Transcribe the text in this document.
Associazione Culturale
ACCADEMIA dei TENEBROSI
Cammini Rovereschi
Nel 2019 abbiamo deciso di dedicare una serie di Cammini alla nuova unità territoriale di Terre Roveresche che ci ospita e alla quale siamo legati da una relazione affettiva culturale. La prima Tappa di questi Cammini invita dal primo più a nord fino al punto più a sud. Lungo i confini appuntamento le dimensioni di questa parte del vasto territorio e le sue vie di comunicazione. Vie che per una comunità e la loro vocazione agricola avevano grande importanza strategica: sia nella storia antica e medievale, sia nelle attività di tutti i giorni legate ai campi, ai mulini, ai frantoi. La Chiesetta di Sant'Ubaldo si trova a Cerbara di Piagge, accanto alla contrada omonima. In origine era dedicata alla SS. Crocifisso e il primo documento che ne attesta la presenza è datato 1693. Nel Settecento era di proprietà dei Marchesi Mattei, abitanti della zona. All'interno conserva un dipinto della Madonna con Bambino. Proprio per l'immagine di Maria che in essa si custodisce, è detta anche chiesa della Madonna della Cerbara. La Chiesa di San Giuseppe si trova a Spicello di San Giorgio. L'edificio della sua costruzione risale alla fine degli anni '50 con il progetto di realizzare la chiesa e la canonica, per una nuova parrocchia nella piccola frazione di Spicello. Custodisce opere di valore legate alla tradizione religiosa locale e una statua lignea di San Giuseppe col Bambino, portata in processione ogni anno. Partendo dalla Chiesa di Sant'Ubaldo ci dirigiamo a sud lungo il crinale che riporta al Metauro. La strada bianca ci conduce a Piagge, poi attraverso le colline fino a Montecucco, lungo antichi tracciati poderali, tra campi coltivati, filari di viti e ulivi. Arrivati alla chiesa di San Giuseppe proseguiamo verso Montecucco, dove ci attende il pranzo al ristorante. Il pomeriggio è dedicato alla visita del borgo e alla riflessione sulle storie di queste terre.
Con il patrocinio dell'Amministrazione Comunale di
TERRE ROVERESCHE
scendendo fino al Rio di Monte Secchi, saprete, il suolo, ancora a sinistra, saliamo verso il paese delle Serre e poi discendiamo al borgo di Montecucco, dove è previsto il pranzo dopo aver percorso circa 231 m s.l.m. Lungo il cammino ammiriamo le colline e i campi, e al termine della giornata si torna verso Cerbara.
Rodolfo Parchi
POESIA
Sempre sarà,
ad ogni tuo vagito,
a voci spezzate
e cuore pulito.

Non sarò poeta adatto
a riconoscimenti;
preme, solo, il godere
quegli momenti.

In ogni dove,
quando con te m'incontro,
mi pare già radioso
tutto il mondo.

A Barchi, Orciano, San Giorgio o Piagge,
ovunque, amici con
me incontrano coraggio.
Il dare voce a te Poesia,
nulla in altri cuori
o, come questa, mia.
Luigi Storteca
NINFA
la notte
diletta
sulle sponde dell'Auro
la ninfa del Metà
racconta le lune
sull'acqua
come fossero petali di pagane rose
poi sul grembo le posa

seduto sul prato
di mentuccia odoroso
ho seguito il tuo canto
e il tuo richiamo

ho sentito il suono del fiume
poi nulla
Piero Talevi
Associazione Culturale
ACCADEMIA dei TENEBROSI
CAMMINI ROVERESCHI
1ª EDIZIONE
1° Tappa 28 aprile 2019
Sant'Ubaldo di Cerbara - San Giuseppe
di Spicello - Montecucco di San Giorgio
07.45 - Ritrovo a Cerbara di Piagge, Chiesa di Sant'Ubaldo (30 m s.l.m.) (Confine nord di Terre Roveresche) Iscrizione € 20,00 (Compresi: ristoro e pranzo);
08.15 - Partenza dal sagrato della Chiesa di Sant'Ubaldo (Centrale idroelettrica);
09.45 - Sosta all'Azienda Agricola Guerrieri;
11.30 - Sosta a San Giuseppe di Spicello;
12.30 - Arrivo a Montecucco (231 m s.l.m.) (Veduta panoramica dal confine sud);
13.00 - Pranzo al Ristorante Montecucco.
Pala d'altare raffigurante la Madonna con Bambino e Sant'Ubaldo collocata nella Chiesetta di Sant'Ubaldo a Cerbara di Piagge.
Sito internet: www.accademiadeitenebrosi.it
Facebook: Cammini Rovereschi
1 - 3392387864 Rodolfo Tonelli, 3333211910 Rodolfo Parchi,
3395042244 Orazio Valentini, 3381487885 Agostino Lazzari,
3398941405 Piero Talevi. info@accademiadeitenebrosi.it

######

| DIRECTION |
Your task is to list each line of the records with the word "Piero".

| TASK OUTPUT |
Piero Talevi
3398941405 Piero Talevi. info@accademiadeitenebrosi.it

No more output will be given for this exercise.